[BEGIN Material to process]
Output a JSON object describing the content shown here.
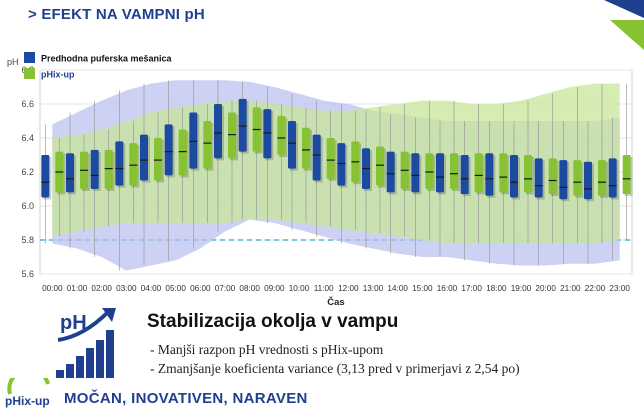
{
  "header": {
    "title": "> EFEKT NA VAMPNI pH"
  },
  "colors": {
    "blue": "#1c4aa0",
    "green": "#86c232",
    "band_blue": "#b8bff0",
    "band_green": "#c7e69a",
    "threshold": "#4fb6dd",
    "brand": "#1f3f8f"
  },
  "chart_data": {
    "type": "box",
    "ylabel": "pH",
    "xlabel": "Čas",
    "ylim": [
      5.6,
      6.8
    ],
    "yticks": [
      5.6,
      5.8,
      6.0,
      6.2,
      6.4,
      6.6,
      6.8
    ],
    "threshold": 5.8,
    "categories": [
      "00:00",
      "01:00",
      "02:00",
      "03:00",
      "04:00",
      "05:00",
      "06:00",
      "07:00",
      "08:00",
      "09:00",
      "10:00",
      "11:00",
      "12:00",
      "13:00",
      "14:00",
      "15:00",
      "16:00",
      "17:00",
      "18:00",
      "19:00",
      "20:00",
      "21:00",
      "22:00",
      "23:00"
    ],
    "legend": [
      {
        "name": "Predhodna puferska mešanica",
        "color": "#1c4aa0"
      },
      {
        "name": "pHix-up",
        "color": "#86c232"
      }
    ],
    "series": [
      {
        "name": "Predhodna puferska mešanica",
        "q1": [
          6.05,
          6.08,
          6.1,
          6.12,
          6.15,
          6.18,
          6.22,
          6.28,
          6.32,
          6.28,
          6.22,
          6.15,
          6.12,
          6.1,
          6.08,
          6.08,
          6.08,
          6.07,
          6.06,
          6.05,
          6.05,
          6.04,
          6.04,
          6.05
        ],
        "median": [
          6.14,
          6.16,
          6.18,
          6.22,
          6.27,
          6.32,
          6.38,
          6.43,
          6.47,
          6.43,
          6.37,
          6.3,
          6.25,
          6.22,
          6.19,
          6.18,
          6.17,
          6.16,
          6.16,
          6.14,
          6.12,
          6.11,
          6.1,
          6.12
        ],
        "q3": [
          6.3,
          6.31,
          6.33,
          6.38,
          6.42,
          6.48,
          6.55,
          6.6,
          6.63,
          6.57,
          6.5,
          6.42,
          6.37,
          6.34,
          6.32,
          6.31,
          6.31,
          6.3,
          6.31,
          6.3,
          6.28,
          6.27,
          6.26,
          6.28
        ],
        "band_low": [
          5.78,
          5.75,
          5.7,
          5.62,
          5.65,
          5.68,
          5.75,
          5.85,
          5.92,
          5.9,
          5.86,
          5.82,
          5.78,
          5.75,
          5.72,
          5.7,
          5.7,
          5.68,
          5.66,
          5.65,
          5.65,
          5.66,
          5.66,
          5.68
        ],
        "band_high": [
          6.48,
          6.55,
          6.62,
          6.68,
          6.72,
          6.74,
          6.74,
          6.74,
          6.73,
          6.7,
          6.66,
          6.62,
          6.6,
          6.56,
          6.54,
          6.52,
          6.5,
          6.5,
          6.5,
          6.5,
          6.5,
          6.5,
          6.5,
          6.52
        ]
      },
      {
        "name": "pHix-up",
        "q1": [
          6.08,
          6.1,
          6.1,
          6.12,
          6.15,
          6.18,
          6.22,
          6.28,
          6.32,
          6.3,
          6.22,
          6.16,
          6.14,
          6.12,
          6.1,
          6.1,
          6.1,
          6.08,
          6.08,
          6.08,
          6.07,
          6.06,
          6.06,
          6.07
        ],
        "median": [
          6.2,
          6.21,
          6.22,
          6.24,
          6.27,
          6.32,
          6.37,
          6.42,
          6.45,
          6.4,
          6.33,
          6.27,
          6.26,
          6.24,
          6.21,
          6.2,
          6.19,
          6.18,
          6.17,
          6.16,
          6.15,
          6.14,
          6.14,
          6.16
        ],
        "q3": [
          6.32,
          6.32,
          6.33,
          6.37,
          6.4,
          6.45,
          6.5,
          6.55,
          6.58,
          6.53,
          6.46,
          6.4,
          6.38,
          6.35,
          6.32,
          6.31,
          6.31,
          6.31,
          6.31,
          6.3,
          6.28,
          6.27,
          6.27,
          6.3
        ],
        "band_low": [
          5.82,
          5.85,
          5.88,
          5.9,
          5.9,
          5.9,
          5.9,
          5.9,
          5.92,
          5.92,
          5.9,
          5.88,
          5.86,
          5.84,
          5.82,
          5.8,
          5.78,
          5.78,
          5.78,
          5.78,
          5.78,
          5.78,
          5.78,
          5.8
        ],
        "band_high": [
          6.4,
          6.42,
          6.45,
          6.5,
          6.55,
          6.58,
          6.6,
          6.62,
          6.62,
          6.6,
          6.58,
          6.56,
          6.56,
          6.58,
          6.6,
          6.62,
          6.62,
          6.6,
          6.6,
          6.62,
          6.66,
          6.7,
          6.72,
          6.72
        ]
      }
    ]
  },
  "panel": {
    "headline": "Stabilizacija okolja v vampu",
    "bullets": [
      "- Manjši razpon pH vrednosti s pHix-upom",
      "- Zmanjšanje koeficienta variance (3,13 pred v primerjavi z 2,54 po)"
    ],
    "ph_icon_text": "pH",
    "brand_logo_text": "pHix-up",
    "tagline": "MOČAN, INOVATIVEN, NARAVEN"
  }
}
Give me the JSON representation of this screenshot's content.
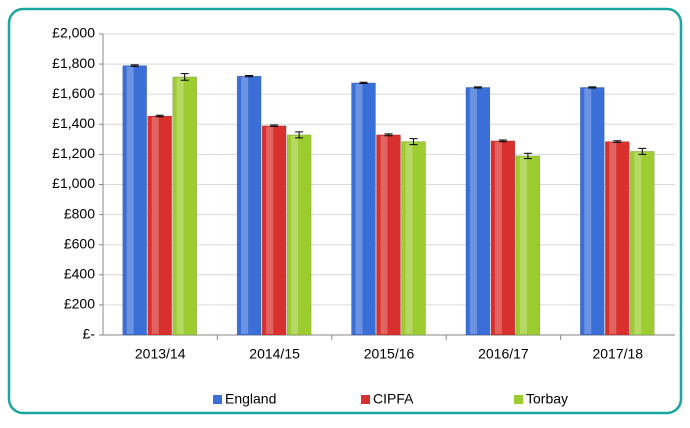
{
  "chart_data": {
    "type": "bar",
    "categories": [
      "2013/14",
      "2014/15",
      "2015/16",
      "2016/17",
      "2017/18"
    ],
    "series": [
      {
        "name": "England",
        "color": "#3a6fd8",
        "values": [
          1790,
          1720,
          1675,
          1645,
          1645
        ],
        "errors": [
          5,
          4,
          4,
          4,
          4
        ]
      },
      {
        "name": "CIPFA",
        "color": "#d8302c",
        "values": [
          1455,
          1390,
          1330,
          1290,
          1285
        ],
        "errors": [
          5,
          5,
          6,
          6,
          6
        ]
      },
      {
        "name": "Torbay",
        "color": "#9ccc30",
        "values": [
          1715,
          1330,
          1285,
          1190,
          1220
        ],
        "errors": [
          22,
          20,
          20,
          18,
          20
        ]
      }
    ],
    "ylim": [
      0,
      2000
    ],
    "yticks": [
      {
        "value": 0,
        "label": "£-"
      },
      {
        "value": 200,
        "label": "£200"
      },
      {
        "value": 400,
        "label": "£400"
      },
      {
        "value": 600,
        "label": "£600"
      },
      {
        "value": 800,
        "label": "£800"
      },
      {
        "value": 1000,
        "label": "£1,000"
      },
      {
        "value": 1200,
        "label": "£1,200"
      },
      {
        "value": 1400,
        "label": "£1,400"
      },
      {
        "value": 1600,
        "label": "£1,600"
      },
      {
        "value": 1800,
        "label": "£1,800"
      },
      {
        "value": 2000,
        "label": "£2,000"
      }
    ],
    "grid": true
  }
}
[END Material to process]
▶ [Your goal]:
The records shown above are to be repeated exactly, with the pictures left out.

▶ [Result of the exercise]:
Output a JSON object describing the content shown here.
{
  "header": {
    "title": "> EFEKT NA VAMPNI pH"
  },
  "colors": {
    "blue": "#1c4aa0",
    "green": "#86c232",
    "band_blue": "#b8bff0",
    "band_green": "#c7e69a",
    "threshold": "#4fb6dd",
    "brand": "#1f3f8f"
  },
  "chart_data": {
    "type": "box",
    "ylabel": "pH",
    "xlabel": "Čas",
    "ylim": [
      5.6,
      6.8
    ],
    "yticks": [
      5.6,
      5.8,
      6.0,
      6.2,
      6.4,
      6.6,
      6.8
    ],
    "threshold": 5.8,
    "categories": [
      "00:00",
      "01:00",
      "02:00",
      "03:00",
      "04:00",
      "05:00",
      "06:00",
      "07:00",
      "08:00",
      "09:00",
      "10:00",
      "11:00",
      "12:00",
      "13:00",
      "14:00",
      "15:00",
      "16:00",
      "17:00",
      "18:00",
      "19:00",
      "20:00",
      "21:00",
      "22:00",
      "23:00"
    ],
    "legend": [
      {
        "name": "Predhodna puferska mešanica",
        "color": "#1c4aa0"
      },
      {
        "name": "pHix-up",
        "color": "#86c232"
      }
    ],
    "series": [
      {
        "name": "Predhodna puferska mešanica",
        "q1": [
          6.05,
          6.08,
          6.1,
          6.12,
          6.15,
          6.18,
          6.22,
          6.28,
          6.32,
          6.28,
          6.22,
          6.15,
          6.12,
          6.1,
          6.08,
          6.08,
          6.08,
          6.07,
          6.06,
          6.05,
          6.05,
          6.04,
          6.04,
          6.05
        ],
        "median": [
          6.14,
          6.16,
          6.18,
          6.22,
          6.27,
          6.32,
          6.38,
          6.43,
          6.47,
          6.43,
          6.37,
          6.3,
          6.25,
          6.22,
          6.19,
          6.18,
          6.17,
          6.16,
          6.16,
          6.14,
          6.12,
          6.11,
          6.1,
          6.12
        ],
        "q3": [
          6.3,
          6.31,
          6.33,
          6.38,
          6.42,
          6.48,
          6.55,
          6.6,
          6.63,
          6.57,
          6.5,
          6.42,
          6.37,
          6.34,
          6.32,
          6.31,
          6.31,
          6.3,
          6.31,
          6.3,
          6.28,
          6.27,
          6.26,
          6.28
        ],
        "band_low": [
          5.78,
          5.75,
          5.7,
          5.62,
          5.65,
          5.68,
          5.75,
          5.85,
          5.92,
          5.9,
          5.86,
          5.82,
          5.78,
          5.75,
          5.72,
          5.7,
          5.7,
          5.68,
          5.66,
          5.65,
          5.65,
          5.66,
          5.66,
          5.68
        ],
        "band_high": [
          6.48,
          6.55,
          6.62,
          6.68,
          6.72,
          6.74,
          6.74,
          6.74,
          6.73,
          6.7,
          6.66,
          6.62,
          6.6,
          6.56,
          6.54,
          6.52,
          6.5,
          6.5,
          6.5,
          6.5,
          6.5,
          6.5,
          6.5,
          6.52
        ]
      },
      {
        "name": "pHix-up",
        "q1": [
          6.08,
          6.1,
          6.1,
          6.12,
          6.15,
          6.18,
          6.22,
          6.28,
          6.32,
          6.3,
          6.22,
          6.16,
          6.14,
          6.12,
          6.1,
          6.1,
          6.1,
          6.08,
          6.08,
          6.08,
          6.07,
          6.06,
          6.06,
          6.07
        ],
        "median": [
          6.2,
          6.21,
          6.22,
          6.24,
          6.27,
          6.32,
          6.37,
          6.42,
          6.45,
          6.4,
          6.33,
          6.27,
          6.26,
          6.24,
          6.21,
          6.2,
          6.19,
          6.18,
          6.17,
          6.16,
          6.15,
          6.14,
          6.14,
          6.16
        ],
        "q3": [
          6.32,
          6.32,
          6.33,
          6.37,
          6.4,
          6.45,
          6.5,
          6.55,
          6.58,
          6.53,
          6.46,
          6.4,
          6.38,
          6.35,
          6.32,
          6.31,
          6.31,
          6.31,
          6.31,
          6.3,
          6.28,
          6.27,
          6.27,
          6.3
        ],
        "band_low": [
          5.82,
          5.85,
          5.88,
          5.9,
          5.9,
          5.9,
          5.9,
          5.9,
          5.92,
          5.92,
          5.9,
          5.88,
          5.86,
          5.84,
          5.82,
          5.8,
          5.78,
          5.78,
          5.78,
          5.78,
          5.78,
          5.78,
          5.78,
          5.8
        ],
        "band_high": [
          6.4,
          6.42,
          6.45,
          6.5,
          6.55,
          6.58,
          6.6,
          6.62,
          6.62,
          6.6,
          6.58,
          6.56,
          6.56,
          6.58,
          6.6,
          6.62,
          6.62,
          6.6,
          6.6,
          6.62,
          6.66,
          6.7,
          6.72,
          6.72
        ]
      }
    ]
  },
  "panel": {
    "headline": "Stabilizacija okolja v vampu",
    "bullets": [
      "- Manjši razpon pH vrednosti s pHix-upom",
      "- Zmanjšanje koeficienta variance (3,13 pred v primerjavi z 2,54 po)"
    ],
    "ph_icon_text": "pH",
    "brand_logo_text": "pHix-up",
    "tagline": "MOČAN, INOVATIVEN, NARAVEN"
  }
}
Give me the JSON representation of this screenshot's content.
{
  "chart_data": {
    "type": "bar",
    "categories": [
      "2013/14",
      "2014/15",
      "2015/16",
      "2016/17",
      "2017/18"
    ],
    "series": [
      {
        "name": "England",
        "color": "#3a6fd8",
        "values": [
          1790,
          1720,
          1675,
          1645,
          1645
        ],
        "errors": [
          5,
          4,
          4,
          4,
          4
        ]
      },
      {
        "name": "CIPFA",
        "color": "#d8302c",
        "values": [
          1455,
          1390,
          1330,
          1290,
          1285
        ],
        "errors": [
          5,
          5,
          6,
          6,
          6
        ]
      },
      {
        "name": "Torbay",
        "color": "#9ccc30",
        "values": [
          1715,
          1330,
          1285,
          1190,
          1220
        ],
        "errors": [
          22,
          20,
          20,
          18,
          20
        ]
      }
    ],
    "ylim": [
      0,
      2000
    ],
    "yticks": [
      {
        "value": 0,
        "label": "£-"
      },
      {
        "value": 200,
        "label": "£200"
      },
      {
        "value": 400,
        "label": "£400"
      },
      {
        "value": 600,
        "label": "£600"
      },
      {
        "value": 800,
        "label": "£800"
      },
      {
        "value": 1000,
        "label": "£1,000"
      },
      {
        "value": 1200,
        "label": "£1,200"
      },
      {
        "value": 1400,
        "label": "£1,400"
      },
      {
        "value": 1600,
        "label": "£1,600"
      },
      {
        "value": 1800,
        "label": "£1,800"
      },
      {
        "value": 2000,
        "label": "£2,000"
      }
    ],
    "grid": true
  }
}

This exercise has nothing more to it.